Recorded data:
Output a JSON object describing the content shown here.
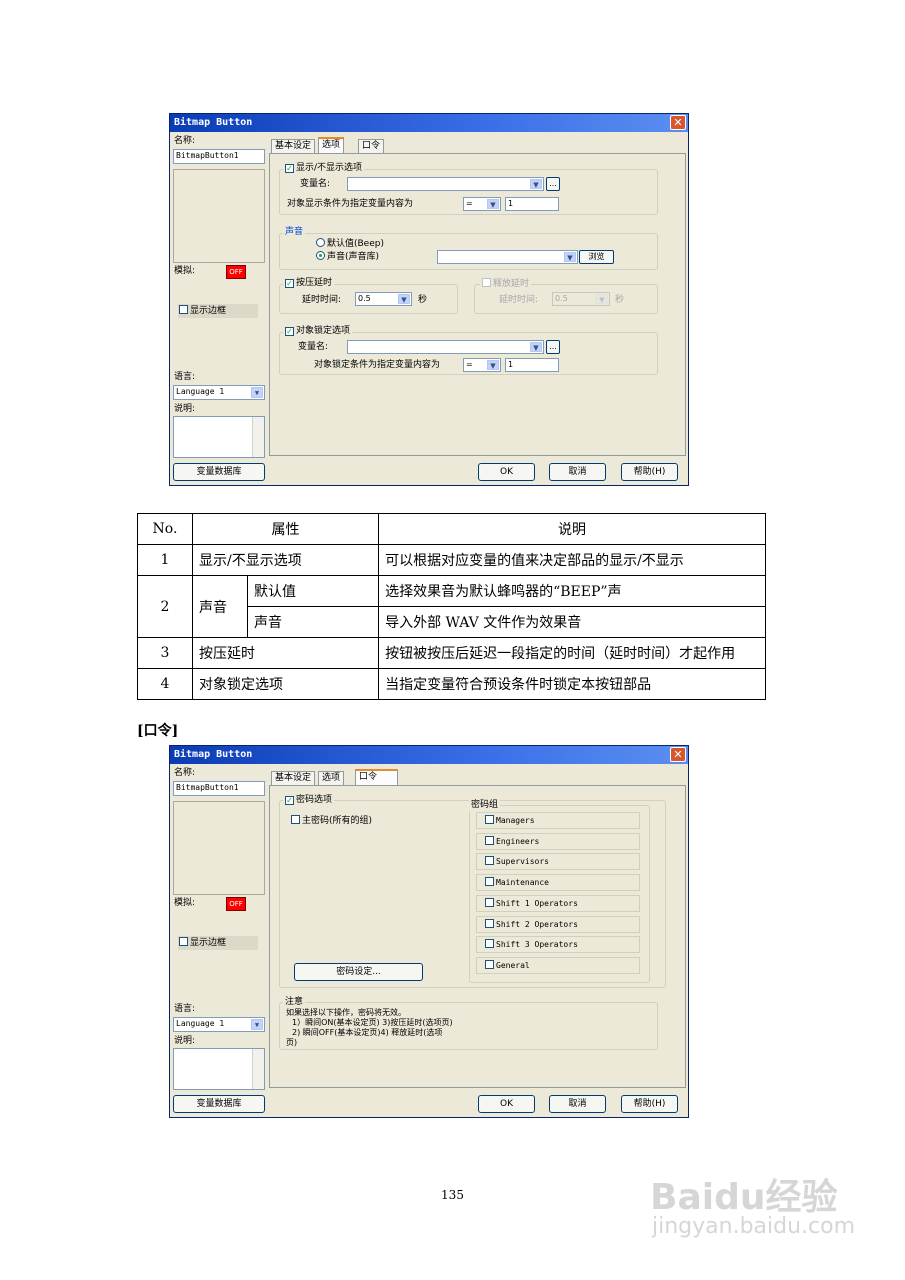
{
  "dialog1": {
    "title": "Bitmap Button",
    "close": "✕",
    "name_label": "名称:",
    "name_value": "BitmapButton1",
    "simulate_label": "模拟:",
    "off_button": "OFF",
    "show_border": "显示边框",
    "language_label": "语言:",
    "language_value": "Language 1",
    "desc_label": "说明:",
    "tag_db_button": "变量数据库",
    "tabs": [
      "基本设定",
      "选项",
      "口令"
    ],
    "show_hide_group": "显示/不显示选项",
    "var_name_label": "变量名:",
    "cond_label": "对象显示条件为指定变量内容为",
    "cond_op": "=",
    "cond_value": "1",
    "browse_small": "...",
    "sound_group": "声音",
    "sound_default": "默认值(Beep)",
    "sound_library": "声音(声音库)",
    "browse_button": "浏览",
    "press_delay_group": "按压延时",
    "delay_label": "延时时间:",
    "delay_value": "0.5",
    "seconds": "秒",
    "release_delay_group": "释放延时",
    "release_delay_label": "延时时间:",
    "release_delay_value": "0.5",
    "release_seconds": "秒",
    "lock_group": "对象锁定选项",
    "lock_var_label": "变量名:",
    "lock_cond_label": "对象锁定条件为指定变量内容为",
    "lock_op": "=",
    "lock_value": "1",
    "ok": "OK",
    "cancel": "取消",
    "help": "帮助(H)"
  },
  "table": {
    "headers": [
      "No.",
      "属性",
      "说明"
    ],
    "rows": [
      {
        "no": "1",
        "prop": "显示/不显示选项",
        "desc": "可以根据对应变量的值来决定部品的显示/不显示"
      },
      {
        "no": "2",
        "prop": "声音",
        "sub1": "默认值",
        "desc1": "选择效果音为默认蜂鸣器的“BEEP”声",
        "sub2": "声音",
        "desc2": "导入外部 WAV 文件作为效果音"
      },
      {
        "no": "3",
        "prop": "按压延时",
        "desc": "按钮被按压后延迟一段指定的时间（延时时间）才起作用"
      },
      {
        "no": "4",
        "prop": "对象锁定选项",
        "desc": "当指定变量符合预设条件时锁定本按钮部品"
      }
    ]
  },
  "section_heading": "[口令]",
  "dialog2": {
    "title": "Bitmap Button",
    "close": "✕",
    "name_label": "名称:",
    "name_value": "BitmapButton1",
    "simulate_label": "模拟:",
    "off_button": "OFF",
    "show_border": "显示边框",
    "language_label": "语言:",
    "language_value": "Language 1",
    "desc_label": "说明:",
    "tag_db_button": "变量数据库",
    "tabs": [
      "基本设定",
      "选项",
      "口令"
    ],
    "password_option": "密码选项",
    "master_password": "主密码(所有的组)",
    "password_groups_title": "密码组",
    "password_groups": [
      "Managers",
      "Engineers",
      "Supervisors",
      "Maintenance",
      "Shift 1 Operators",
      "Shift 2 Operators",
      "Shift 3 Operators",
      "General"
    ],
    "password_settings_button": "密码设定...",
    "note_title": "注意",
    "note_line1": "如果选择以下操作，密码将无效。",
    "note_line2": "1）瞬间ON(基本设定页) 3)按压延时(选项页)",
    "note_line3": "2) 瞬间OFF(基本设定页)4) 释放延时(选项",
    "note_line4": "页)",
    "ok": "OK",
    "cancel": "取消",
    "help": "帮助(H)"
  },
  "page_number": "135",
  "watermark": {
    "logo": "Baidu经验",
    "url": "jingyan.baidu.com"
  }
}
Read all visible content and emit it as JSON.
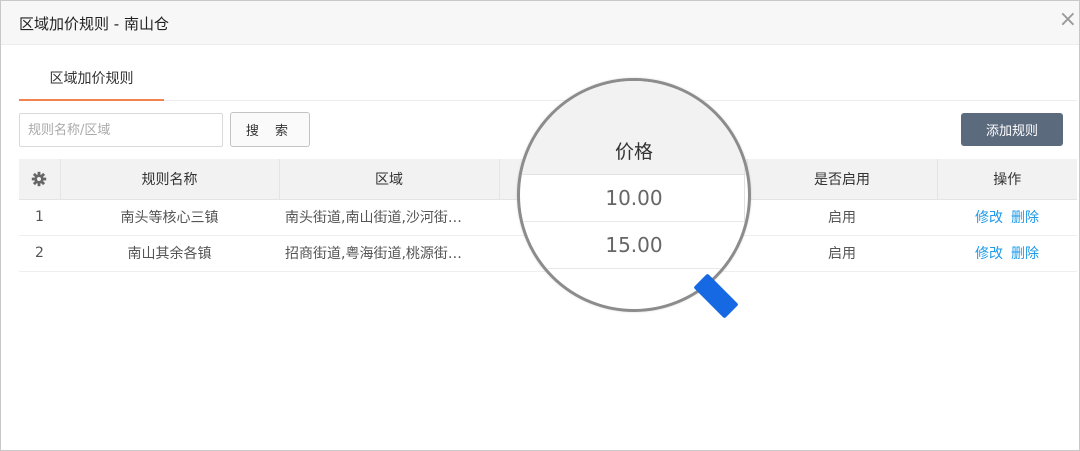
{
  "dialog": {
    "title": "区域加价规则 - 南山仓",
    "close_glyph": "×"
  },
  "tabs": [
    {
      "label": "区域加价规则"
    }
  ],
  "search": {
    "placeholder": "规则名称/区域",
    "button_label": "搜 索"
  },
  "toolbar": {
    "add_label": "添加规则"
  },
  "table": {
    "headers": {
      "rule_name": "规则名称",
      "area": "区域",
      "enabled": "是否启用",
      "actions": "操作"
    },
    "rows": [
      {
        "index": "1",
        "rule_name": "南头等核心三镇",
        "area": "南头街道,南山街道,沙河街…",
        "enabled": "启用",
        "edit": "修改",
        "delete": "删除"
      },
      {
        "index": "2",
        "rule_name": "南山其余各镇",
        "area": "招商街道,粤海街道,桃源街…",
        "enabled": "启用",
        "edit": "修改",
        "delete": "删除"
      }
    ]
  },
  "magnifier": {
    "header": "价格",
    "values": [
      "10.00",
      "15.00"
    ]
  },
  "colors": {
    "tab_accent": "#f0834f",
    "add_button": "#5c6a7e",
    "enabled_text": "#2aa92a",
    "link_text": "#1e9ae8",
    "magnifier_handle": "#1668e3"
  },
  "icons": {
    "settings_column": "gear-icon",
    "close": "close-icon",
    "magnifier": "magnifier-icon"
  }
}
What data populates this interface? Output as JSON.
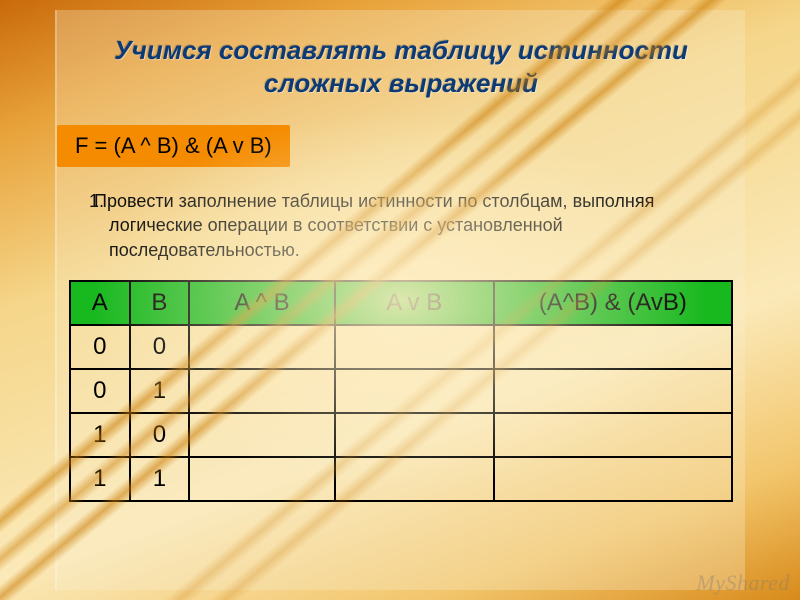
{
  "title_line1": "Учимся составлять таблицу истинности",
  "title_line2": "сложных выражений",
  "formula": "F = (A ^ B) & (A v B)",
  "paragraph_num": "1.",
  "paragraph": "Провести заполнение таблицы истинности по столбцам, выполняя логические операции в соответствии с установленной последовательностью.",
  "headers": {
    "c1": "A",
    "c2": "B",
    "c3": "A ^ B",
    "c4": "A v B",
    "c5": "(A^B) & (AvB)"
  },
  "rows": [
    {
      "a": "0",
      "b": "0",
      "c": "",
      "d": "",
      "e": ""
    },
    {
      "a": "0",
      "b": "1",
      "c": "",
      "d": "",
      "e": ""
    },
    {
      "a": "1",
      "b": "0",
      "c": "",
      "d": "",
      "e": ""
    },
    {
      "a": "1",
      "b": "1",
      "c": "",
      "d": "",
      "e": ""
    }
  ],
  "watermark": "MyShared"
}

Work required: Without including the pictures, reproduce all entries exactly.

Expected output:
Output a JSON object describing the content shown here.
{
  "dialog1": {
    "title": "Bitmap Button",
    "close": "✕",
    "name_label": "名称:",
    "name_value": "BitmapButton1",
    "simulate_label": "模拟:",
    "off_button": "OFF",
    "show_border": "显示边框",
    "language_label": "语言:",
    "language_value": "Language 1",
    "desc_label": "说明:",
    "tag_db_button": "变量数据库",
    "tabs": [
      "基本设定",
      "选项",
      "口令"
    ],
    "show_hide_group": "显示/不显示选项",
    "var_name_label": "变量名:",
    "cond_label": "对象显示条件为指定变量内容为",
    "cond_op": "=",
    "cond_value": "1",
    "browse_small": "...",
    "sound_group": "声音",
    "sound_default": "默认值(Beep)",
    "sound_library": "声音(声音库)",
    "browse_button": "浏览",
    "press_delay_group": "按压延时",
    "delay_label": "延时时间:",
    "delay_value": "0.5",
    "seconds": "秒",
    "release_delay_group": "释放延时",
    "release_delay_label": "延时时间:",
    "release_delay_value": "0.5",
    "release_seconds": "秒",
    "lock_group": "对象锁定选项",
    "lock_var_label": "变量名:",
    "lock_cond_label": "对象锁定条件为指定变量内容为",
    "lock_op": "=",
    "lock_value": "1",
    "ok": "OK",
    "cancel": "取消",
    "help": "帮助(H)"
  },
  "table": {
    "headers": [
      "No.",
      "属性",
      "说明"
    ],
    "rows": [
      {
        "no": "1",
        "prop": "显示/不显示选项",
        "desc": "可以根据对应变量的值来决定部品的显示/不显示"
      },
      {
        "no": "2",
        "prop": "声音",
        "sub1": "默认值",
        "desc1": "选择效果音为默认蜂鸣器的“BEEP”声",
        "sub2": "声音",
        "desc2": "导入外部 WAV 文件作为效果音"
      },
      {
        "no": "3",
        "prop": "按压延时",
        "desc": "按钮被按压后延迟一段指定的时间（延时时间）才起作用"
      },
      {
        "no": "4",
        "prop": "对象锁定选项",
        "desc": "当指定变量符合预设条件时锁定本按钮部品"
      }
    ]
  },
  "section_heading": "[口令]",
  "dialog2": {
    "title": "Bitmap Button",
    "close": "✕",
    "name_label": "名称:",
    "name_value": "BitmapButton1",
    "simulate_label": "模拟:",
    "off_button": "OFF",
    "show_border": "显示边框",
    "language_label": "语言:",
    "language_value": "Language 1",
    "desc_label": "说明:",
    "tag_db_button": "变量数据库",
    "tabs": [
      "基本设定",
      "选项",
      "口令"
    ],
    "password_option": "密码选项",
    "master_password": "主密码(所有的组)",
    "password_groups_title": "密码组",
    "password_groups": [
      "Managers",
      "Engineers",
      "Supervisors",
      "Maintenance",
      "Shift 1 Operators",
      "Shift 2 Operators",
      "Shift 3 Operators",
      "General"
    ],
    "password_settings_button": "密码设定...",
    "note_title": "注意",
    "note_line1": "如果选择以下操作，密码将无效。",
    "note_line2": "1）瞬间ON(基本设定页) 3)按压延时(选项页)",
    "note_line3": "2) 瞬间OFF(基本设定页)4) 释放延时(选项",
    "note_line4": "页)",
    "ok": "OK",
    "cancel": "取消",
    "help": "帮助(H)"
  },
  "page_number": "135",
  "watermark": {
    "logo": "Baidu经验",
    "url": "jingyan.baidu.com"
  }
}
Read all visible content and emit it as JSON.
{
  "dialog": {
    "title": "区域加价规则 - 南山仓",
    "close_glyph": "×"
  },
  "tabs": [
    {
      "label": "区域加价规则"
    }
  ],
  "search": {
    "placeholder": "规则名称/区域",
    "button_label": "搜 索"
  },
  "toolbar": {
    "add_label": "添加规则"
  },
  "table": {
    "headers": {
      "rule_name": "规则名称",
      "area": "区域",
      "enabled": "是否启用",
      "actions": "操作"
    },
    "rows": [
      {
        "index": "1",
        "rule_name": "南头等核心三镇",
        "area": "南头街道,南山街道,沙河街…",
        "enabled": "启用",
        "edit": "修改",
        "delete": "删除"
      },
      {
        "index": "2",
        "rule_name": "南山其余各镇",
        "area": "招商街道,粤海街道,桃源街…",
        "enabled": "启用",
        "edit": "修改",
        "delete": "删除"
      }
    ]
  },
  "magnifier": {
    "header": "价格",
    "values": [
      "10.00",
      "15.00"
    ]
  },
  "colors": {
    "tab_accent": "#f0834f",
    "add_button": "#5c6a7e",
    "enabled_text": "#2aa92a",
    "link_text": "#1e9ae8",
    "magnifier_handle": "#1668e3"
  },
  "icons": {
    "settings_column": "gear-icon",
    "close": "close-icon",
    "magnifier": "magnifier-icon"
  }
}
What data populates this interface? Output as JSON.
{
  "title_line1": "Учимся составлять таблицу истинности",
  "title_line2": "сложных выражений",
  "formula": "F = (A ^ B) & (A v B)",
  "paragraph_num": "1.",
  "paragraph": "Провести заполнение таблицы истинности по столбцам, выполняя логические операции в соответствии с установленной последовательностью.",
  "headers": {
    "c1": "A",
    "c2": "B",
    "c3": "A ^ B",
    "c4": "A v B",
    "c5": "(A^B) & (AvB)"
  },
  "rows": [
    {
      "a": "0",
      "b": "0",
      "c": "",
      "d": "",
      "e": ""
    },
    {
      "a": "0",
      "b": "1",
      "c": "",
      "d": "",
      "e": ""
    },
    {
      "a": "1",
      "b": "0",
      "c": "",
      "d": "",
      "e": ""
    },
    {
      "a": "1",
      "b": "1",
      "c": "",
      "d": "",
      "e": ""
    }
  ],
  "watermark": "MyShared"
}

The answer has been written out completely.